Exclude images, then output the remaining data verbatim.

** Start of DATA SECTION **

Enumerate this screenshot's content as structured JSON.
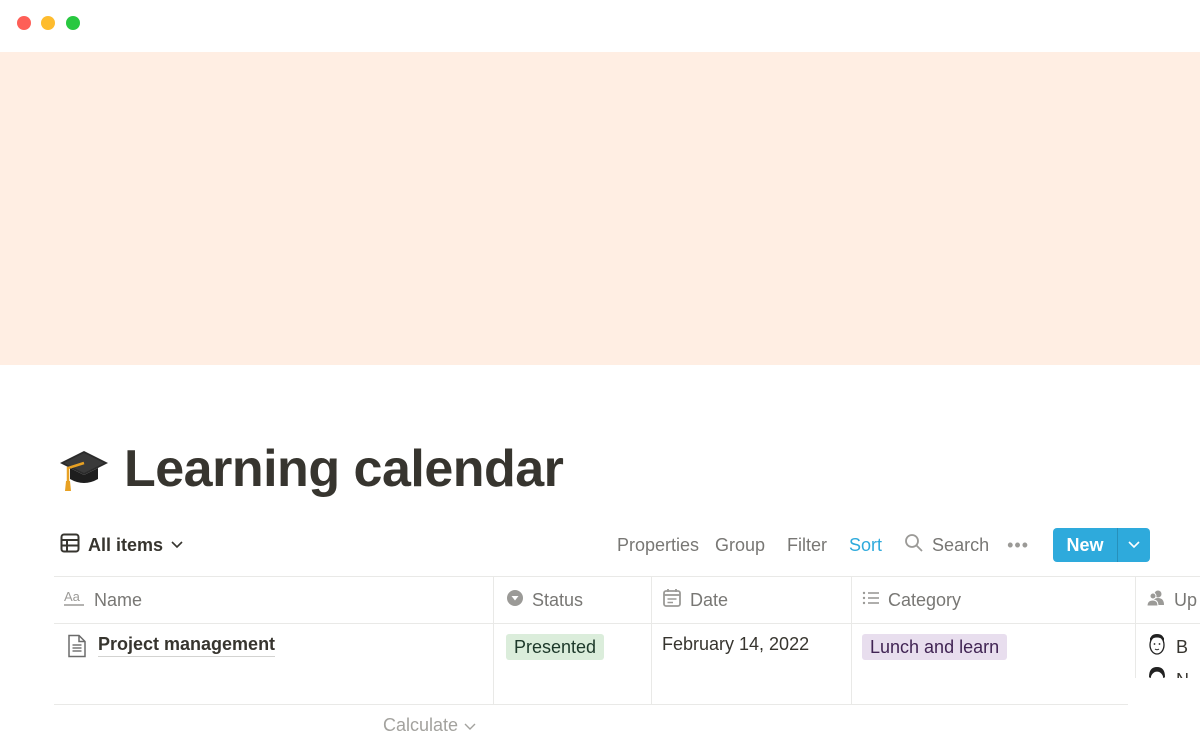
{
  "window": {
    "controls": [
      "close",
      "minimize",
      "maximize"
    ]
  },
  "cover": {
    "color": "#ffeee3"
  },
  "page": {
    "icon": "graduation-cap-icon",
    "title": "Learning calendar"
  },
  "view": {
    "current_view": "All items",
    "view_icon": "table-icon",
    "actions": {
      "properties": "Properties",
      "group": "Group",
      "filter": "Filter",
      "sort": "Sort",
      "search": "Search",
      "more": "•••",
      "new": "New"
    },
    "accent_color": "#2eaadc"
  },
  "table": {
    "columns": [
      {
        "label": "Name",
        "icon": "text-aa-icon"
      },
      {
        "label": "Status",
        "icon": "select-icon"
      },
      {
        "label": "Date",
        "icon": "calendar-icon"
      },
      {
        "label": "Category",
        "icon": "list-icon"
      },
      {
        "label": "Up",
        "icon": "person-icon"
      }
    ],
    "rows": [
      {
        "name": "Project management",
        "status": "Presented",
        "status_color": "#dbeddb",
        "date": "February 14, 2022",
        "category": "Lunch and learn",
        "category_color": "#e8deee",
        "people": [
          "B",
          "N"
        ]
      }
    ],
    "footer": {
      "calculate": "Calculate"
    }
  }
}
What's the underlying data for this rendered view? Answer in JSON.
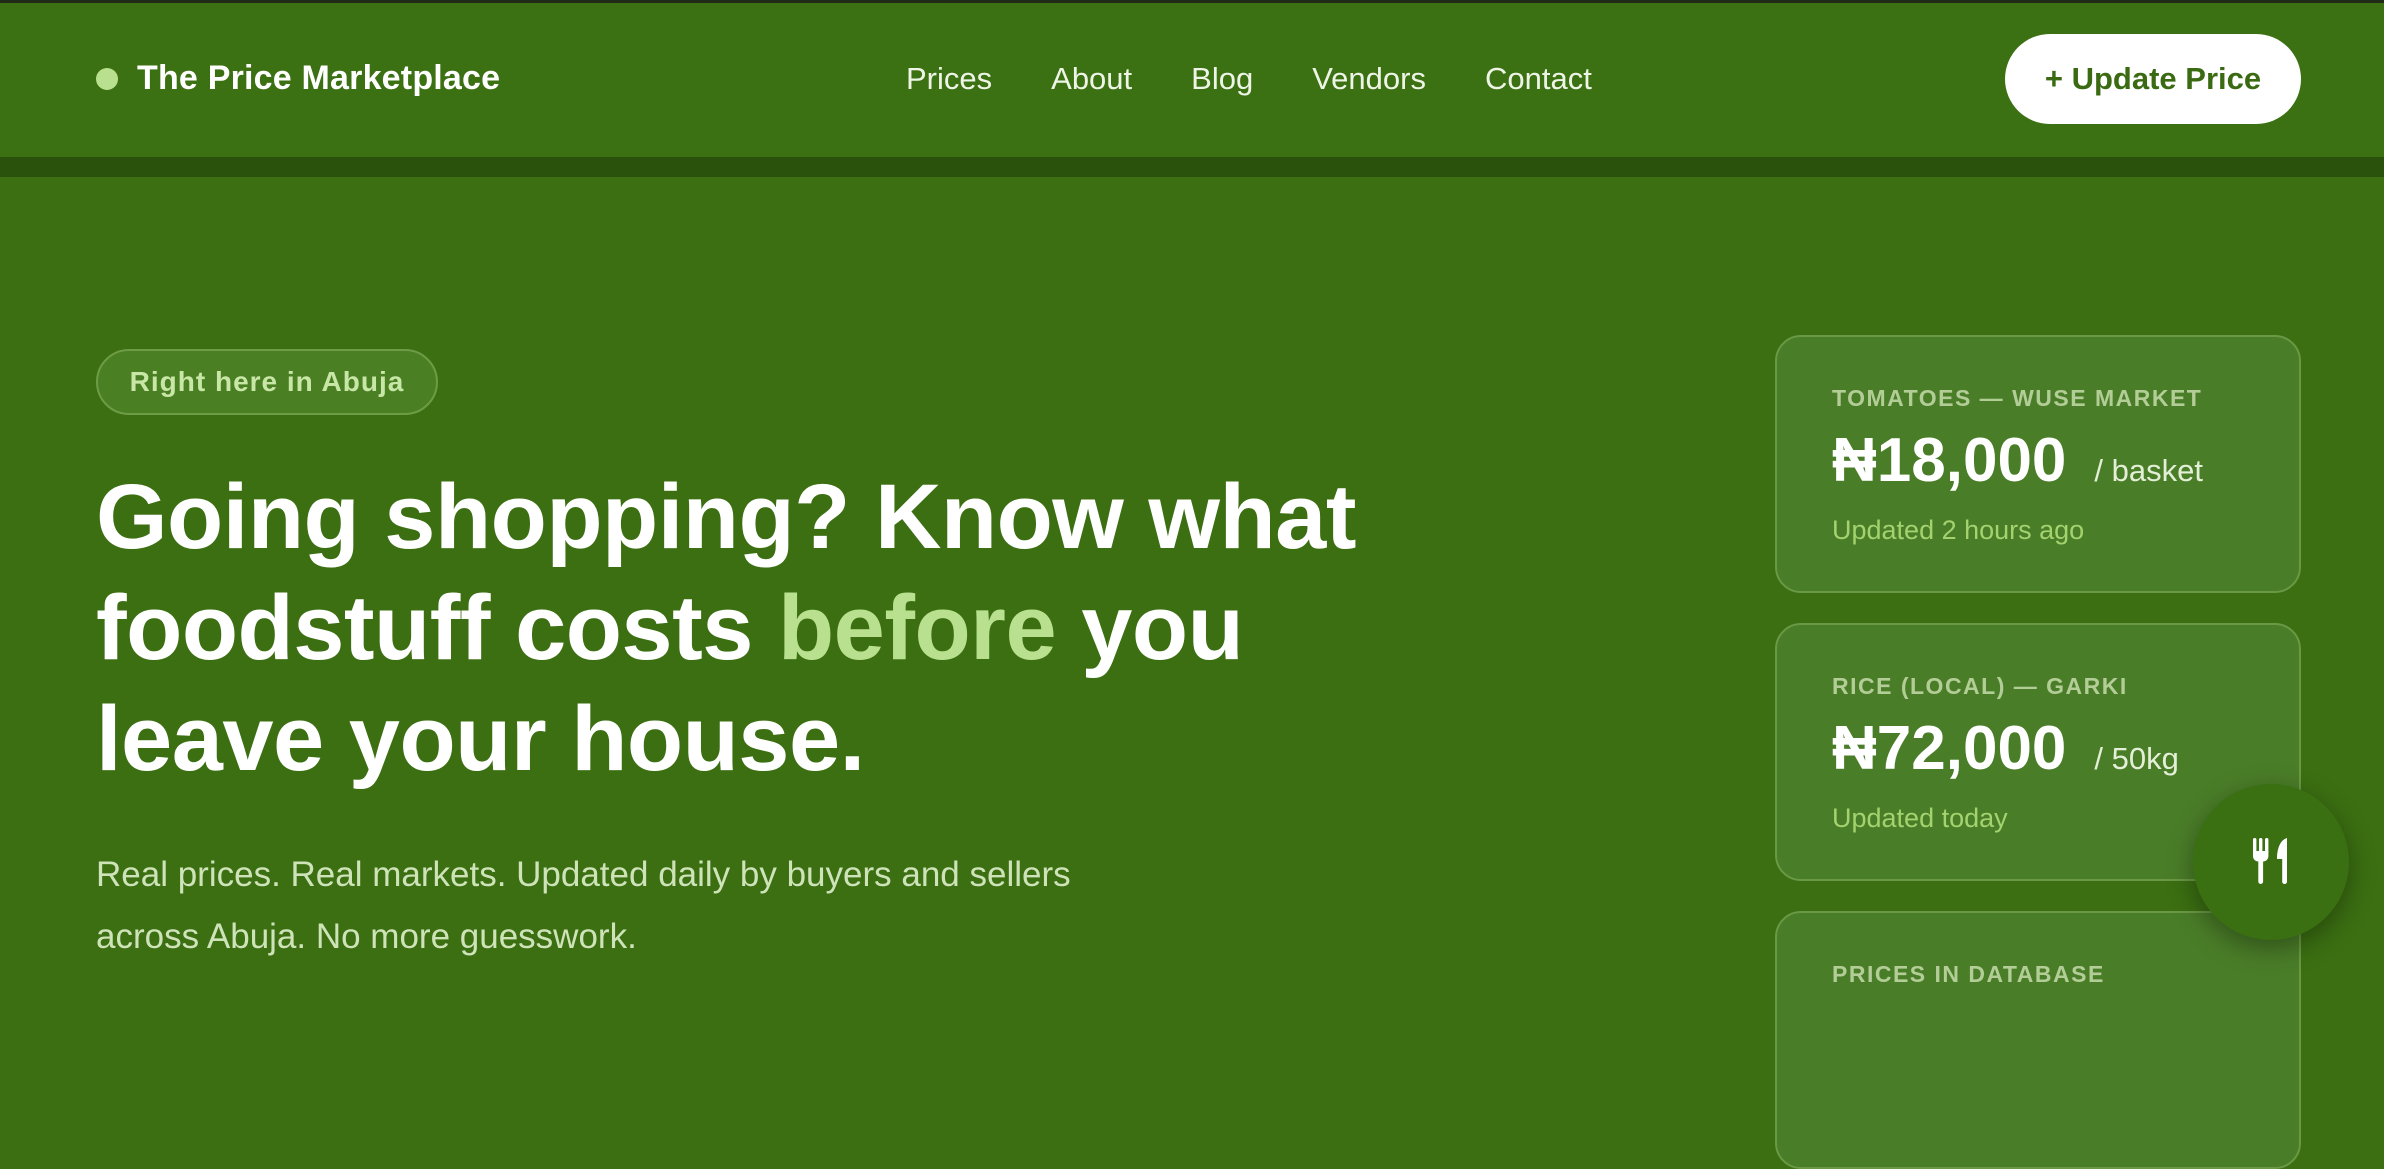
{
  "brand": {
    "name": "The Price Marketplace"
  },
  "nav": {
    "links": [
      "Prices",
      "About",
      "Blog",
      "Vendors",
      "Contact"
    ],
    "cta_label": "+ Update Price"
  },
  "hero": {
    "badge": "Right here in Abuja",
    "headline_part1": "Going shopping? Know what foodstuff costs ",
    "headline_accent": "before",
    "headline_part2": " you leave your house.",
    "subtext": "Real prices. Real markets. Updated daily by buyers and sellers across Abuja. No more guesswork."
  },
  "price_cards": [
    {
      "label": "TOMATOES — WUSE MARKET",
      "price": "₦18,000",
      "unit": "/ basket",
      "updated": "Updated 2 hours ago"
    },
    {
      "label": "RICE (LOCAL) — GARKI",
      "price": "₦72,000",
      "unit": "/ 50kg",
      "updated": "Updated today"
    },
    {
      "label": "PRICES IN DATABASE",
      "price": "",
      "unit": "",
      "updated": ""
    }
  ],
  "fab": {
    "icon": "fork-knife-icon"
  },
  "colors": {
    "background": "#3b6f12",
    "accent": "#b9e08e",
    "card": "#4a7d28",
    "updated_text": "#a3d26f"
  }
}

** End of DATA SECTION **

RESPONSE FOR THIS EXERCISE =>
Enumerate this screenshot's content as structured JSON.
{
  "window": {
    "controls": [
      "close",
      "minimize",
      "maximize"
    ]
  },
  "cover": {
    "color": "#ffeee3"
  },
  "page": {
    "icon": "graduation-cap-icon",
    "title": "Learning calendar"
  },
  "view": {
    "current_view": "All items",
    "view_icon": "table-icon",
    "actions": {
      "properties": "Properties",
      "group": "Group",
      "filter": "Filter",
      "sort": "Sort",
      "search": "Search",
      "more": "•••",
      "new": "New"
    },
    "accent_color": "#2eaadc"
  },
  "table": {
    "columns": [
      {
        "label": "Name",
        "icon": "text-aa-icon"
      },
      {
        "label": "Status",
        "icon": "select-icon"
      },
      {
        "label": "Date",
        "icon": "calendar-icon"
      },
      {
        "label": "Category",
        "icon": "list-icon"
      },
      {
        "label": "Up",
        "icon": "person-icon"
      }
    ],
    "rows": [
      {
        "name": "Project management",
        "status": "Presented",
        "status_color": "#dbeddb",
        "date": "February 14, 2022",
        "category": "Lunch and learn",
        "category_color": "#e8deee",
        "people": [
          "B",
          "N"
        ]
      }
    ],
    "footer": {
      "calculate": "Calculate"
    }
  }
}
What's the underlying data for this rendered view? Answer in JSON.
{
  "brand": {
    "name": "The Price Marketplace"
  },
  "nav": {
    "links": [
      "Prices",
      "About",
      "Blog",
      "Vendors",
      "Contact"
    ],
    "cta_label": "+ Update Price"
  },
  "hero": {
    "badge": "Right here in Abuja",
    "headline_part1": "Going shopping? Know what foodstuff costs ",
    "headline_accent": "before",
    "headline_part2": " you leave your house.",
    "subtext": "Real prices. Real markets. Updated daily by buyers and sellers across Abuja. No more guesswork."
  },
  "price_cards": [
    {
      "label": "TOMATOES — WUSE MARKET",
      "price": "₦18,000",
      "unit": "/ basket",
      "updated": "Updated 2 hours ago"
    },
    {
      "label": "RICE (LOCAL) — GARKI",
      "price": "₦72,000",
      "unit": "/ 50kg",
      "updated": "Updated today"
    },
    {
      "label": "PRICES IN DATABASE",
      "price": "",
      "unit": "",
      "updated": ""
    }
  ],
  "fab": {
    "icon": "fork-knife-icon"
  },
  "colors": {
    "background": "#3b6f12",
    "accent": "#b9e08e",
    "card": "#4a7d28",
    "updated_text": "#a3d26f"
  }
}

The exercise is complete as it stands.